* _TASK STATEMENT_
Gather all lines with "District" from the records.

* _Dataset entries_
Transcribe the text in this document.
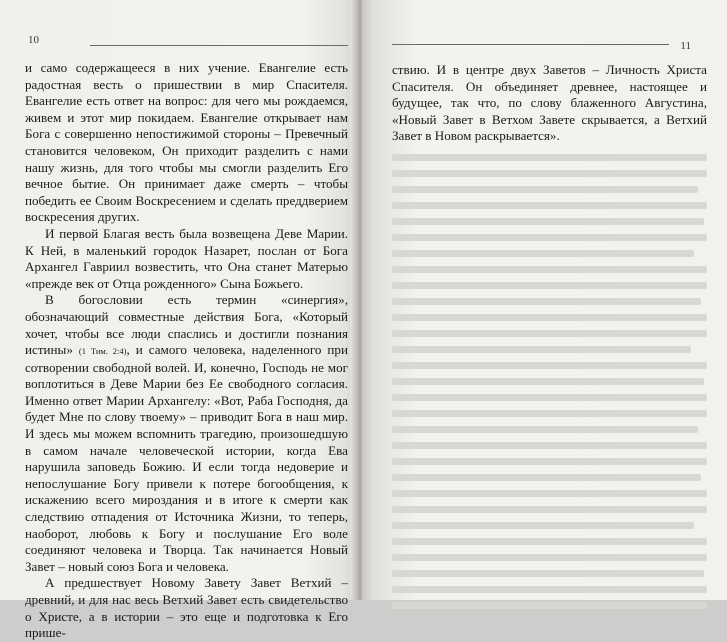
10

и само содержащееся в них учение. Евангелие есть радостная весть о пришествии в мир Спасителя. Евангелие есть ответ на вопрос: для чего мы рождаемся, живем и этот мир покидаем. Евангелие открывает нам Бога с совершенно непостижимой стороны – Превечный становится человеком, Он приходит разделить с нами нашу жизнь, для того чтобы мы смогли разделить Его вечное бытие. Он принимает даже смерть – чтобы победить ее Своим Воскресением и сделать преддверием воскресения других.

И первой Благая весть была возвещена Деве Марии. К Ней, в маленький городок Назарет, послан от Бога Архангел Гавриил возвестить, что Она станет Матерью «прежде век от Отца рожденного» Сына Божьего.

В богословии есть термин «синергия», обозначающий совместные действия Бога, «Который хочет, чтобы все люди спаслись и достигли познания истины» (1 Тим. 2:4), и самого человека, наделенного при сотворении свободной волей. И, конечно, Господь не мог воплотиться в Деве Марии без Ее свободного согласия. Именно ответ Марии Архангелу: «Вот, Раба Господня, да будет Мне по слову твоему» – приводит Бога в наш мир. И здесь мы можем вспомнить трагедию, произошедшую в самом начале человеческой истории, когда Ева нарушила заповедь Божию. И если тогда недоверие и непослушание Богу привели к потере богообщения, к искажению всего мироздания и в итоге к смерти как следствию отпадения от Источника Жизни, то теперь, наоборот, любовь к Богу и послушание Его воле соединяют человека и Творца. Так начинается Новый Завет – новый союз Бога и человека.

А предшествует Новому Завету Завет Ветхий – древний, и для нас весь Ветхий Завет есть свидетельство о Христе, а в истории – это еще и подготовка к Его прише-

11

ствию. И в центре двух Заветов – Личность Христа Спасителя. Он объединяет древнее, настоящее и будущее, так что, по слову блаженного Августина, «Новый Завет в Ветхом Завете скрывается, а Ветхий Завет в Новом раскрывается».
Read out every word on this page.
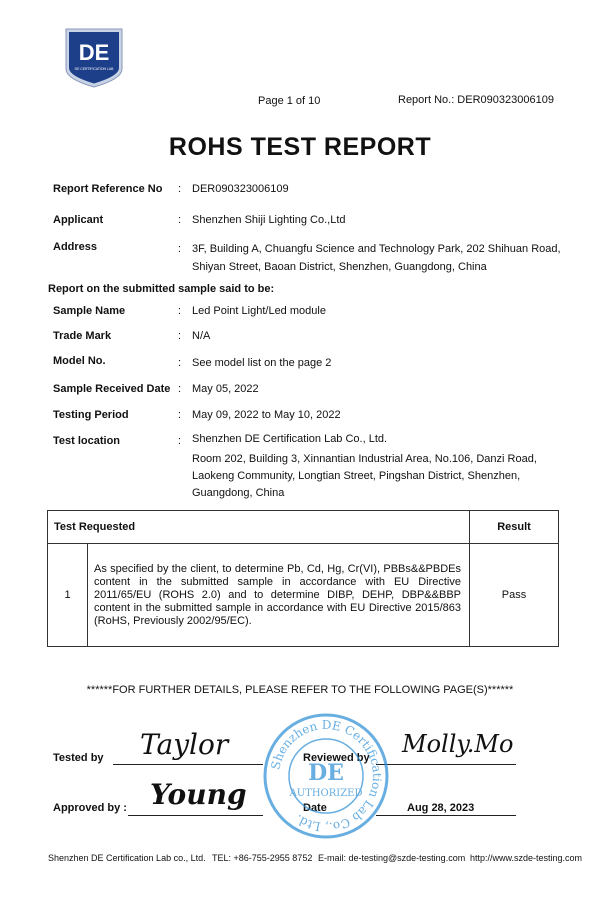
DE
DE CERTIFICATION LAB
Page 1 of 10	Report No.: DER090323006109
ROHS TEST REPORT
Report Reference No : DER090323006109
Applicant	: Shenzhen Shiji Lighting Co.,Ltd
Address	: 3F, Building A, Chuangfu Science and Technology Park, 202 Shihuan Road,
Shiyan Street, Baoan District, Shenzhen, Guangdong, China
Report on the submitted sample said to be:
Sample Name	: Led Point Light/Led module
Trade Mark	: N/A
Model No.	: See model list on the page 2
Sample Received Date : May 05, 2022
Testing Period	: May 09, 2022 to May 10, 2022
Test location	: Shenzhen DE Certification Lab Co., Ltd.
Room 202, Building 3, Xinnantian Industrial Area, No.106, Danzi Road,
Laokeng Community, Longtian Street, Pingshan District, Shenzhen,
Guangdong, China
Test Requested		Result
1	As specified by the client, to determine Pb, Cd, Hg, Cr(VI), PBBs&&PBDEs content in the submitted sample in accordance with EU Directive 2011/65/EU (ROHS 2.0) and to determine DIBP, DEHP, DBP&&BBP content in the submitted sample in accordance with EU Directive 2015/863 (RoHS, Previously 2002/95/EC).	Pass
******FOR FURTHER DETAILS, PLEASE REFER TO THE FOLLOWING PAGE(S)******
Tested by Taylor	Reviewed by Molly.Mo
Approved by : Young	Date	Aug 28, 2023
Shenzhen DE Certification Lab Co., Ltd.
DE
AUTHORIZED
Shenzhen DE Certification Lab co., Ltd. TEL: +86-755-2955 8752 E-mail: de-testing@szde-testing.com http://www.szde-testing.com
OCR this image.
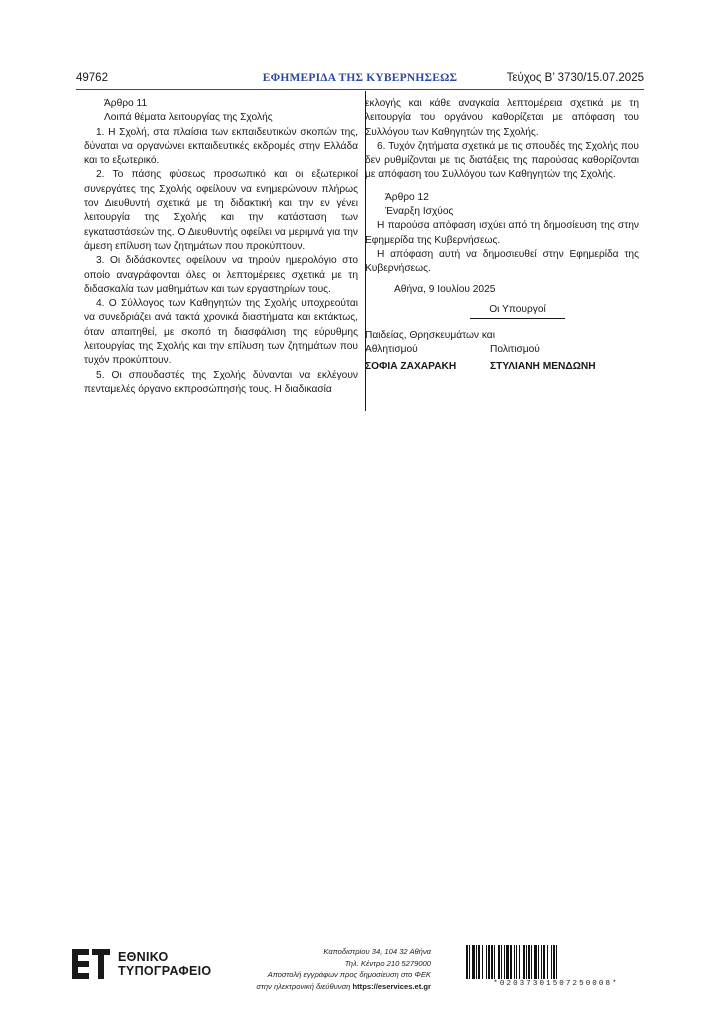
49762	ΕΦΗΜΕΡΙΔΑ ΤΗΣ ΚΥΒΕΡΝΗΣΕΩΣ	Τεύχος Β’ 3730/15.07.2025

Άρθρο 11

Λοιπά θέματα λειτουργίας της Σχολής

1. Η Σχολή, στα πλαίσια των εκπαιδευτικών σκοπών της, δύναται να οργανώνει εκπαιδευτικές εκδρομές στην Ελλάδα και το εξωτερικό.

2. Το πάσης φύσεως προσωπικό και οι εξωτερικοί συνεργάτες της Σχολής οφείλουν να ενημερώνουν πλήρως τον Διευθυντή σχετικά με τη διδακτική και την εν γένει λειτουργία της Σχολής και την κατάσταση των εγκαταστάσεών της. Ο Διευθυντής οφείλει να μεριμνά για την άμεση επίλυση των ζητημάτων που προκύπτουν.

3. Οι διδάσκοντες οφείλουν να τηρούν ημερολόγιο στο οποίο αναγράφονται όλες οι λεπτομέρειες σχετικά με τη διδασκαλία των μαθημάτων και των εργαστηρίων τους.

4. Ο Σύλλογος των Καθηγητών της Σχολής υποχρεούται να συνεδριάζει ανά τακτά χρονικά διαστήματα και εκτάκτως, όταν απαιτηθεί, με σκοπό τη διασφάλιση της εύρυθμης λειτουργίας της Σχολής και την επίλυση των ζητημάτων που τυχόν προκύπτουν.

5. Οι σπουδαστές της Σχολής δύνανται να εκλέγουν πενταμελές όργανο εκπροσώπησής τους. Η διαδικασία

εκλογής και κάθε αναγκαία λεπτομέρεια σχετικά με τη λειτουργία του οργάνου καθορίζεται με απόφαση του Συλλόγου των Καθηγητών της Σχολής.

6. Τυχόν ζητήματα σχετικά με τις σπουδές της Σχολής που δεν ρυθμίζονται με τις διατάξεις της παρούσας καθορίζονται με απόφαση του Συλλόγου των Καθηγητών της Σχολής.

Άρθρο 12

Έναρξη Ισχύος

Η παρούσα απόφαση ισχύει από τη δημοσίευση της στην Εφημερίδα της Κυβερνήσεως.

Η απόφαση αυτή να δημοσιευθεί στην Εφημερίδα της Κυβερνήσεως.

Αθήνα, 9 Ιουλίου 2025

Οι Υπουργοί
Παιδείας, Θρησκευμάτων και Αθλητισμού	Πολιτισμού
ΣΟΦΙΑ ΖΑΧΑΡΑΚΗ	ΣΤΥΛΙΑΝΗ ΜΕΝΔΩΝΗ
ΕΘΝΙΚΟ
ΤΥΠΟΓΡΑΦΕΙΟ
Καποδιστρίου 34, 104 32 Αθήνα
Τηλ. Κέντρο 210 5279000
Αποστολή εγγράφων προς δημοσίευση στο ΦΕΚ
στην ηλεκτρονική διεύθυνση https://eservices.et.gr	*02037301507250008*
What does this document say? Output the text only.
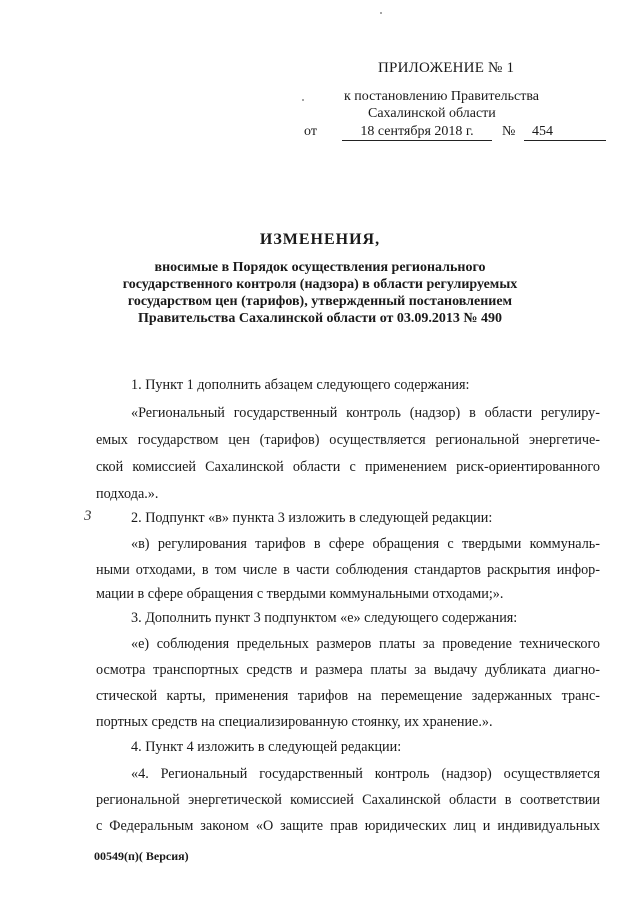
ПРИЛОЖЕНИЕ № 1
к постановлению Правительства
Сахалинской области
от	18 сентября 2018 г.	№	454
ИЗМЕНЕНИЯ,
вносимые в Порядок осуществления регионального
государственного контроля (надзора) в области регулируемых
государством цен (тарифов), утвержденный постановлением
Правительства Сахалинской области от 03.09.2013 № 490
1. Пункт 1 дополнить абзацем следующего содержания:
«Региональный государственный контроль (надзор) в области регулиру-
емых государством цен (тарифов) осуществляется региональной энергетиче-
ской комиссией Сахалинской области с применением риск-ориентированного
подхода.».
3	2. Подпункт «в» пункта 3 изложить в следующей редакции:
«в) регулирования тарифов в сфере обращения с твердыми коммуналь-
ными отходами, в том числе в части соблюдения стандартов раскрытия инфор-
мации в сфере обращения с твердыми коммунальными отходами;».
3. Дополнить пункт 3 подпунктом «е» следующего содержания:
«е) соблюдения предельных размеров платы за проведение технического
осмотра транспортных средств и размера платы за выдачу дубликата диагно-
стической карты, применения тарифов на перемещение задержанных транс-
портных средств на специализированную стоянку, их хранение.».
4. Пункт 4 изложить в следующей редакции:
«4. Региональный государственный контроль (надзор) осуществляется
региональной энергетической комиссией Сахалинской области в соответствии
с Федеральным законом «О защите прав юридических лиц и индивидуальных
00549(п)( Версия)
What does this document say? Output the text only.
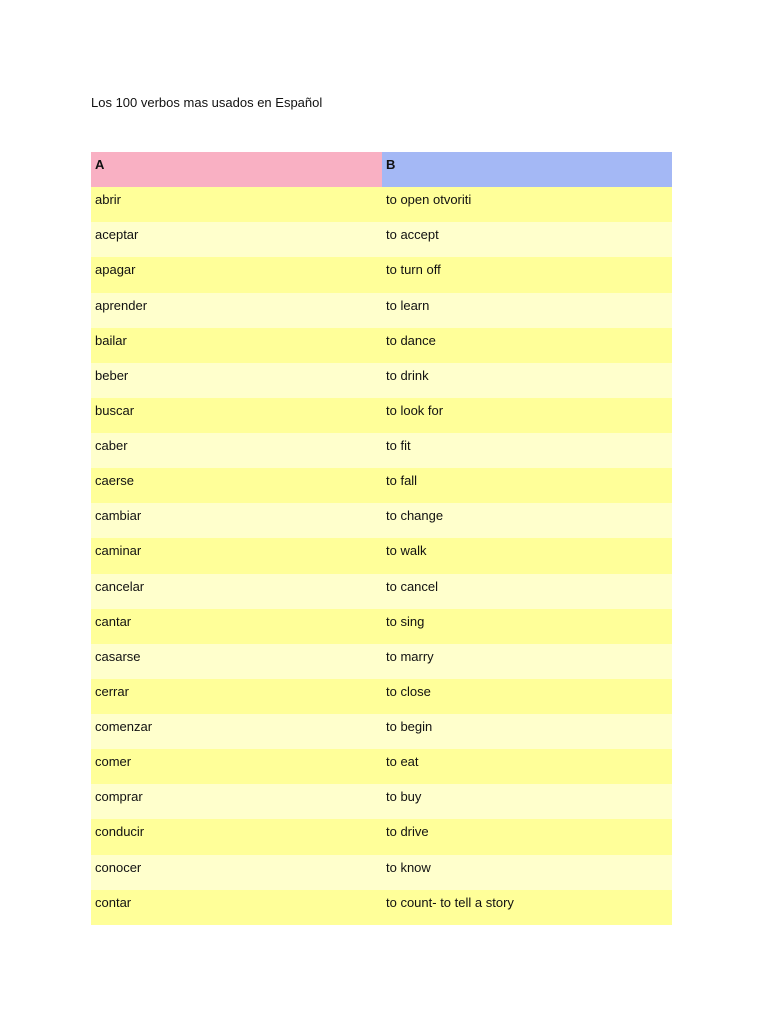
Los 100 verbos mas usados en Español
A	B
abrir	to open otvoriti
aceptar	to accept
apagar	to turn off
aprender	to learn
bailar	to dance
beber	to drink
buscar	to look for
caber	to fit
caerse	to fall
cambiar	to change
caminar	to walk
cancelar	to cancel
cantar	to sing
casarse	to marry
cerrar	to close
comenzar	to begin
comer	to eat
comprar	to buy
conducir	to drive
conocer	to know
contar	to count- to tell a story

* _SOLUTION FOR THIS EXERCISE_
Shiyan Street, Baoan District, Shenzhen, Guangdong, China
Laokeng Community, Longtian Street, Pingshan District, Shenzhen,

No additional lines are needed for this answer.